• _Supplied material_
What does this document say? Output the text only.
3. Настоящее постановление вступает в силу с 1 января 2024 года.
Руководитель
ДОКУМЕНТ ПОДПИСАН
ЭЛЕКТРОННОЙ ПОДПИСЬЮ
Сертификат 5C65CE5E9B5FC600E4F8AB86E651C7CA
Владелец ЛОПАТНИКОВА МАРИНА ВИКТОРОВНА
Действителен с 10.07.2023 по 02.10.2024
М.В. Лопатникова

--

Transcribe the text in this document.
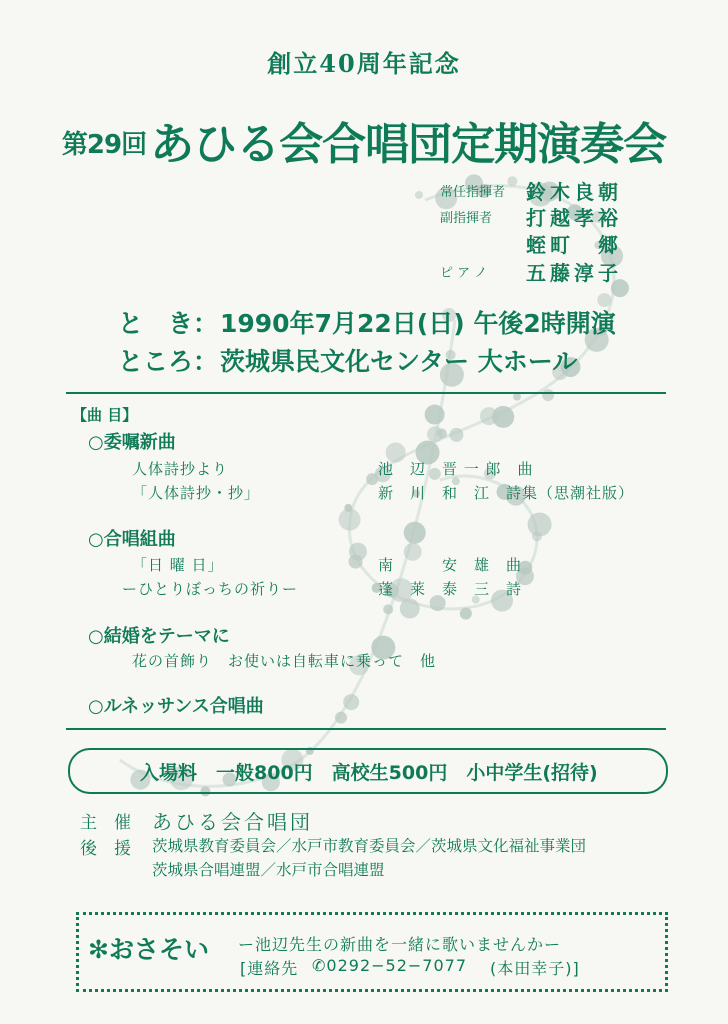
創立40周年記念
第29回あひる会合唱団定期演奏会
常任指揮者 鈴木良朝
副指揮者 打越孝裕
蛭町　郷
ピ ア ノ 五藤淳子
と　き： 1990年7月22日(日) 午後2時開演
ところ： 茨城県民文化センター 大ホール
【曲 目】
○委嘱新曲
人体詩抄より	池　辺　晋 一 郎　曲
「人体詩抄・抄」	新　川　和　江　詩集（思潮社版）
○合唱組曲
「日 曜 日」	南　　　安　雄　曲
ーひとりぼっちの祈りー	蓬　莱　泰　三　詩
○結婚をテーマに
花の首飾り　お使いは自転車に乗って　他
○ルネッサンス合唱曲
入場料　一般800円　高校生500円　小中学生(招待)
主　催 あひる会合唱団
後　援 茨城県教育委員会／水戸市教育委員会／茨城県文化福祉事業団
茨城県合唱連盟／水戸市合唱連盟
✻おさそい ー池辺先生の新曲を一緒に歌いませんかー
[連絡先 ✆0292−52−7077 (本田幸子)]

• _The exercise_
Copy every line of the records above that contains "this".

• _Complete output_
What does this document say? Output the text only.
Transcribe the text in this document.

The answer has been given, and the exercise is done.